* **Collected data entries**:
━━━━━━━━

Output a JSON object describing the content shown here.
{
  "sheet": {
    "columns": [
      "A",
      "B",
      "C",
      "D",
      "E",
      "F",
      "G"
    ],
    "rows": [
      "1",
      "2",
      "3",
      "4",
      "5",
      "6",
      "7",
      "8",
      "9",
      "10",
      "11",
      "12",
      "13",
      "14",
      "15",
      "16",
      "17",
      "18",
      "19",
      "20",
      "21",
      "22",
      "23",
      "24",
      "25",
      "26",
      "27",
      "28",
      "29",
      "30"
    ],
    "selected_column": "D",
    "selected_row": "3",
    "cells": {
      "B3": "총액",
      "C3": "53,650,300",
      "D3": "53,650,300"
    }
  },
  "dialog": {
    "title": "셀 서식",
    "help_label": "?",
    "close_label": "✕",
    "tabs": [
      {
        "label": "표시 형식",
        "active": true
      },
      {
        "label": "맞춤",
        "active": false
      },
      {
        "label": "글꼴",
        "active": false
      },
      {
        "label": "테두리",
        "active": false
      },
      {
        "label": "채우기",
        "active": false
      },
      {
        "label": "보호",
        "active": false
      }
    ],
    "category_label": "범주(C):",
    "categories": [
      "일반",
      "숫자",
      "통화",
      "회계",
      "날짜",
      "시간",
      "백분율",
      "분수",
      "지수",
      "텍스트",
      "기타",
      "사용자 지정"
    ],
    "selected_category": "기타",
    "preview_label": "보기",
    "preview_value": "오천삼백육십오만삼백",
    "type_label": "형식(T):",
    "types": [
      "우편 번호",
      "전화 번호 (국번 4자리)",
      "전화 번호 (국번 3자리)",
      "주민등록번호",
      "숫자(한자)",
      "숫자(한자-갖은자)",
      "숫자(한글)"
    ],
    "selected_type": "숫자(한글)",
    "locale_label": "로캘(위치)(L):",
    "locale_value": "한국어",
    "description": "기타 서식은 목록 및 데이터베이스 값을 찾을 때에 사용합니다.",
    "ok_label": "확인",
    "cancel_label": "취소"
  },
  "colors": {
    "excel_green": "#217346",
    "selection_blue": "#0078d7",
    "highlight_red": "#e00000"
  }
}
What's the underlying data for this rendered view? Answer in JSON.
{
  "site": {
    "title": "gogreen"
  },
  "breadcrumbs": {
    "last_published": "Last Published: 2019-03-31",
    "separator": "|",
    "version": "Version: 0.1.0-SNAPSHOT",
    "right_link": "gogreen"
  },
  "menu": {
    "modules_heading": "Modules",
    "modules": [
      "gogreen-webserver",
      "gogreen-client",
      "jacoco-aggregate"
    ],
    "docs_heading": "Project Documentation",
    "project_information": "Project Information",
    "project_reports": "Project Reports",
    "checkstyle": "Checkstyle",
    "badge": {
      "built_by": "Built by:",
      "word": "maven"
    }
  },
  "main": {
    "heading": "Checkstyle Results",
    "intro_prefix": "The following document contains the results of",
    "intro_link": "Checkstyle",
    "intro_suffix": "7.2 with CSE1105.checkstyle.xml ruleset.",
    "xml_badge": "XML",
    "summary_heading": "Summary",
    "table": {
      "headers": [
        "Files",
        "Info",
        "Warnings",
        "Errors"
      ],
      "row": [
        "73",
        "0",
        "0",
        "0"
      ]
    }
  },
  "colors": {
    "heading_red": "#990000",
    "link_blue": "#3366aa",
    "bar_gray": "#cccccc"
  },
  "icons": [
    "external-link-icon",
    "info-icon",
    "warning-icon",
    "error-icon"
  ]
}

━━━━━━━━

* **TASK DESCRIPTION**:
Reproduce all of the data exactly as given.

* **RESULT BELOW**:
Output a JSON object describing the content shown here.
{
  "sheet": {
    "columns": [
      "A",
      "B",
      "C",
      "D",
      "E",
      "F",
      "G"
    ],
    "rows": [
      "1",
      "2",
      "3",
      "4",
      "5",
      "6",
      "7",
      "8",
      "9",
      "10",
      "11",
      "12",
      "13",
      "14",
      "15",
      "16",
      "17",
      "18",
      "19",
      "20",
      "21",
      "22",
      "23",
      "24",
      "25",
      "26",
      "27",
      "28",
      "29",
      "30"
    ],
    "selected_column": "D",
    "selected_row": "3",
    "cells": {
      "B3": "총액",
      "C3": "53,650,300",
      "D3": "53,650,300"
    }
  },
  "dialog": {
    "title": "셀 서식",
    "help_label": "?",
    "close_label": "✕",
    "tabs": [
      {
        "label": "표시 형식",
        "active": true
      },
      {
        "label": "맞춤",
        "active": false
      },
      {
        "label": "글꼴",
        "active": false
      },
      {
        "label": "테두리",
        "active": false
      },
      {
        "label": "채우기",
        "active": false
      },
      {
        "label": "보호",
        "active": false
      }
    ],
    "category_label": "범주(C):",
    "categories": [
      "일반",
      "숫자",
      "통화",
      "회계",
      "날짜",
      "시간",
      "백분율",
      "분수",
      "지수",
      "텍스트",
      "기타",
      "사용자 지정"
    ],
    "selected_category": "기타",
    "preview_label": "보기",
    "preview_value": "오천삼백육십오만삼백",
    "type_label": "형식(T):",
    "types": [
      "우편 번호",
      "전화 번호 (국번 4자리)",
      "전화 번호 (국번 3자리)",
      "주민등록번호",
      "숫자(한자)",
      "숫자(한자-갖은자)",
      "숫자(한글)"
    ],
    "selected_type": "숫자(한글)",
    "locale_label": "로캘(위치)(L):",
    "locale_value": "한국어",
    "description": "기타 서식은 목록 및 데이터베이스 값을 찾을 때에 사용합니다.",
    "ok_label": "확인",
    "cancel_label": "취소"
  },
  "colors": {
    "excel_green": "#217346",
    "selection_blue": "#0078d7",
    "highlight_red": "#e00000"
  }
}
What's the underlying data for this rendered view? Answer in JSON.
{
  "site": {
    "title": "gogreen"
  },
  "breadcrumbs": {
    "last_published": "Last Published: 2019-03-31",
    "separator": "|",
    "version": "Version: 0.1.0-SNAPSHOT",
    "right_link": "gogreen"
  },
  "menu": {
    "modules_heading": "Modules",
    "modules": [
      "gogreen-webserver",
      "gogreen-client",
      "jacoco-aggregate"
    ],
    "docs_heading": "Project Documentation",
    "project_information": "Project Information",
    "project_reports": "Project Reports",
    "checkstyle": "Checkstyle",
    "badge": {
      "built_by": "Built by:",
      "word": "maven"
    }
  },
  "main": {
    "heading": "Checkstyle Results",
    "intro_prefix": "The following document contains the results of",
    "intro_link": "Checkstyle",
    "intro_suffix": "7.2 with CSE1105.checkstyle.xml ruleset.",
    "xml_badge": "XML",
    "summary_heading": "Summary",
    "table": {
      "headers": [
        "Files",
        "Info",
        "Warnings",
        "Errors"
      ],
      "row": [
        "73",
        "0",
        "0",
        "0"
      ]
    }
  },
  "colors": {
    "heading_red": "#990000",
    "link_blue": "#3366aa",
    "bar_gray": "#cccccc"
  },
  "icons": [
    "external-link-icon",
    "info-icon",
    "warning-icon",
    "error-icon"
  ]
}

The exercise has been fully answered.